## Begin Provided entries

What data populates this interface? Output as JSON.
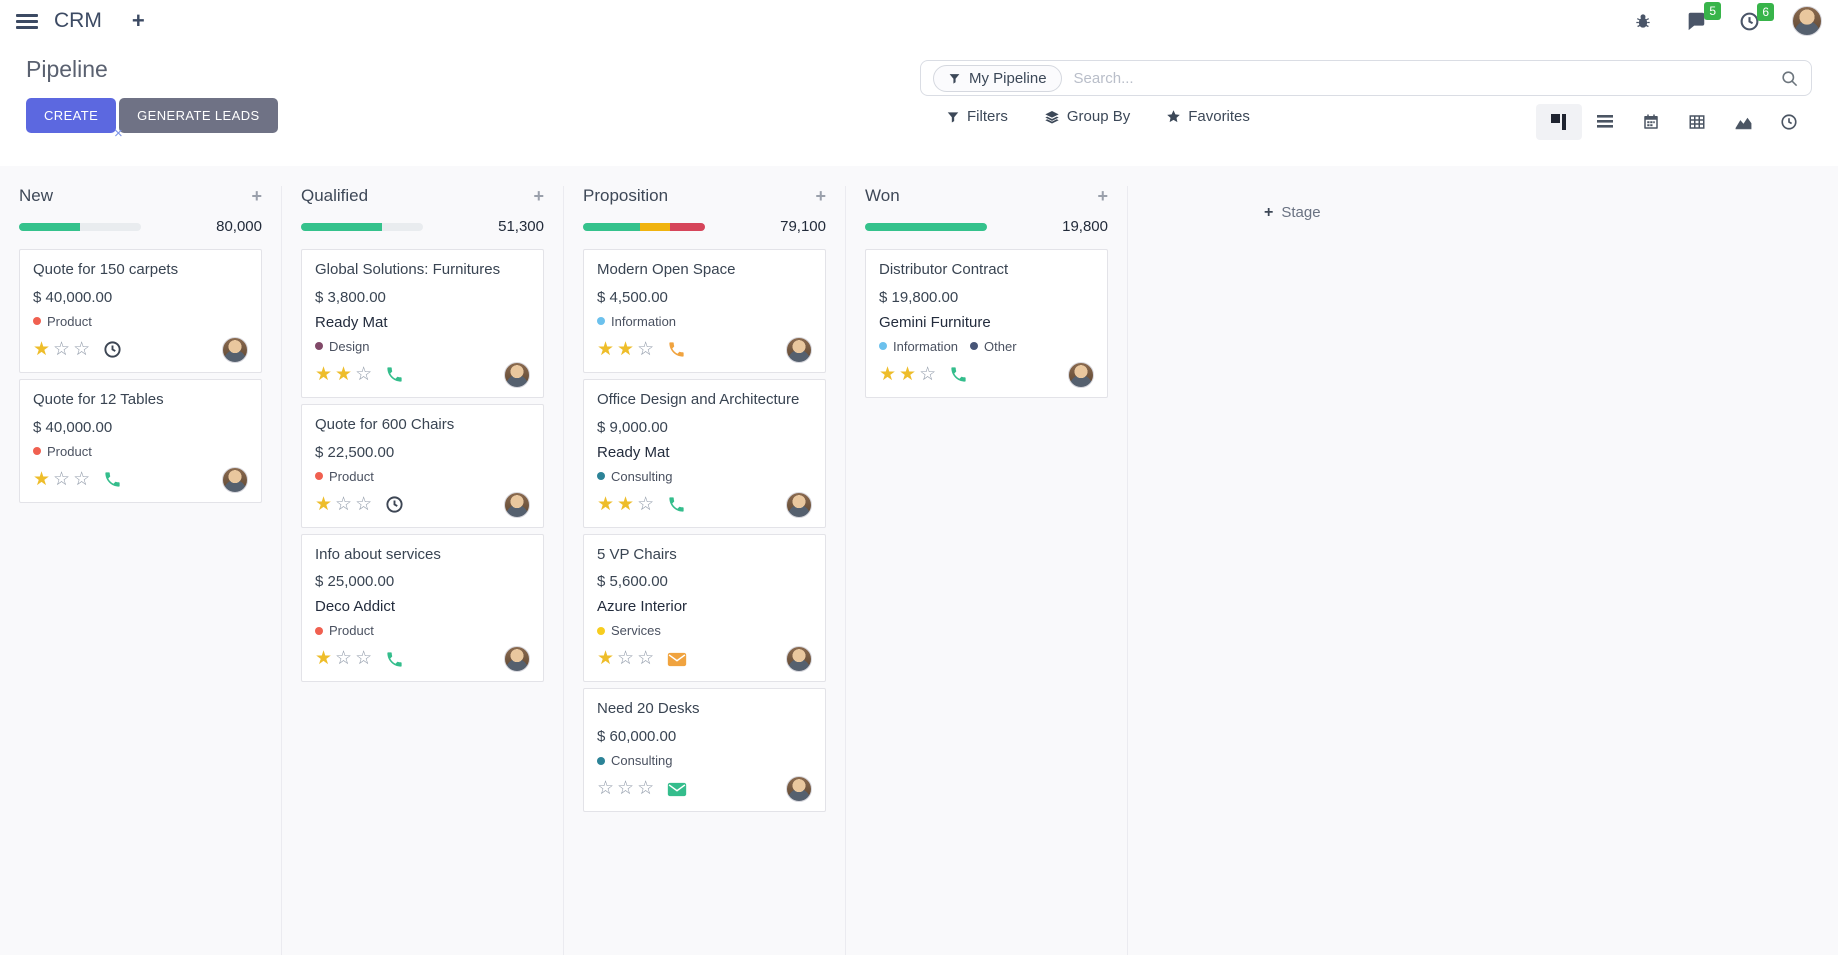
{
  "navbar": {
    "app_name": "CRM",
    "messages_badge": "5",
    "activities_badge": "6"
  },
  "control_panel": {
    "title": "Pipeline",
    "buttons": {
      "create": "CREATE",
      "generate_leads": "GENERATE LEADS"
    },
    "search": {
      "facet_label": "My Pipeline",
      "placeholder": "Search...",
      "remove_glyph": "×"
    },
    "menus": {
      "filters": "Filters",
      "group_by": "Group By",
      "favorites": "Favorites"
    },
    "view_switcher": [
      "kanban",
      "list",
      "calendar",
      "pivot",
      "graph",
      "activity"
    ],
    "active_view": "kanban"
  },
  "kanban": {
    "add_stage_label": "Stage",
    "columns": [
      {
        "name": "New",
        "total": "80,000",
        "progress": [
          {
            "color": "green",
            "pct": 50
          }
        ],
        "cards": [
          {
            "title": "Quote for 150 carpets",
            "amount": "$ 40,000.00",
            "tags": [
              {
                "label": "Product",
                "color": "#f06050"
              }
            ],
            "stars": 1,
            "activity": "clock"
          },
          {
            "title": "Quote for 12 Tables",
            "amount": "$ 40,000.00",
            "tags": [
              {
                "label": "Product",
                "color": "#f06050"
              }
            ],
            "stars": 1,
            "activity": "phone-green"
          }
        ]
      },
      {
        "name": "Qualified",
        "total": "51,300",
        "progress": [
          {
            "color": "green",
            "pct": 66
          }
        ],
        "cards": [
          {
            "title": "Global Solutions: Furnitures",
            "amount": "$ 3,800.00",
            "partner": "Ready Mat",
            "tags": [
              {
                "label": "Design",
                "color": "#814968"
              }
            ],
            "stars": 2,
            "activity": "phone-green"
          },
          {
            "title": "Quote for 600 Chairs",
            "amount": "$ 22,500.00",
            "tags": [
              {
                "label": "Product",
                "color": "#f06050"
              }
            ],
            "stars": 1,
            "activity": "clock"
          },
          {
            "title": "Info about services",
            "amount": "$ 25,000.00",
            "partner": "Deco Addict",
            "tags": [
              {
                "label": "Product",
                "color": "#f06050"
              }
            ],
            "stars": 1,
            "activity": "phone-green"
          }
        ]
      },
      {
        "name": "Proposition",
        "total": "79,100",
        "progress": [
          {
            "color": "green",
            "pct": 47
          },
          {
            "color": "yellow",
            "pct": 24
          },
          {
            "color": "red",
            "pct": 29
          }
        ],
        "cards": [
          {
            "title": "Modern Open Space",
            "amount": "$ 4,500.00",
            "tags": [
              {
                "label": "Information",
                "color": "#6cc1ed"
              }
            ],
            "stars": 2,
            "activity": "phone-orange"
          },
          {
            "title": "Office Design and Architecture",
            "amount": "$ 9,000.00",
            "partner": "Ready Mat",
            "tags": [
              {
                "label": "Consulting",
                "color": "#2c8397"
              }
            ],
            "stars": 2,
            "activity": "phone-green"
          },
          {
            "title": "5 VP Chairs",
            "amount": "$ 5,600.00",
            "partner": "Azure Interior",
            "tags": [
              {
                "label": "Services",
                "color": "#f7cd1f"
              }
            ],
            "stars": 1,
            "activity": "envelope-orange"
          },
          {
            "title": "Need 20 Desks",
            "amount": "$ 60,000.00",
            "tags": [
              {
                "label": "Consulting",
                "color": "#2c8397"
              }
            ],
            "stars": 0,
            "activity": "envelope-green"
          }
        ]
      },
      {
        "name": "Won",
        "total": "19,800",
        "progress": [
          {
            "color": "green",
            "pct": 100
          }
        ],
        "cards": [
          {
            "title": "Distributor Contract",
            "amount": "$ 19,800.00",
            "partner": "Gemini Furniture",
            "tags": [
              {
                "label": "Information",
                "color": "#6cc1ed"
              },
              {
                "label": "Other",
                "color": "#475577"
              }
            ],
            "stars": 2,
            "activity": "phone-green"
          }
        ]
      }
    ]
  },
  "colors": {
    "green": "#35c28c",
    "yellow": "#f0b30f",
    "red": "#d6455a",
    "muted": "#e9ecef",
    "accent": "#5c68e0",
    "badge_green": "#38b44a",
    "star_filled": "#eebd2a",
    "activity_green": "#34bd8c",
    "activity_orange": "#f0a33f"
  }
}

## End Provided entries

Extract each line from the entries above that contains the string "Design".

### The solution:
                "label": "Design",
            "title": "Office Design and Architecture",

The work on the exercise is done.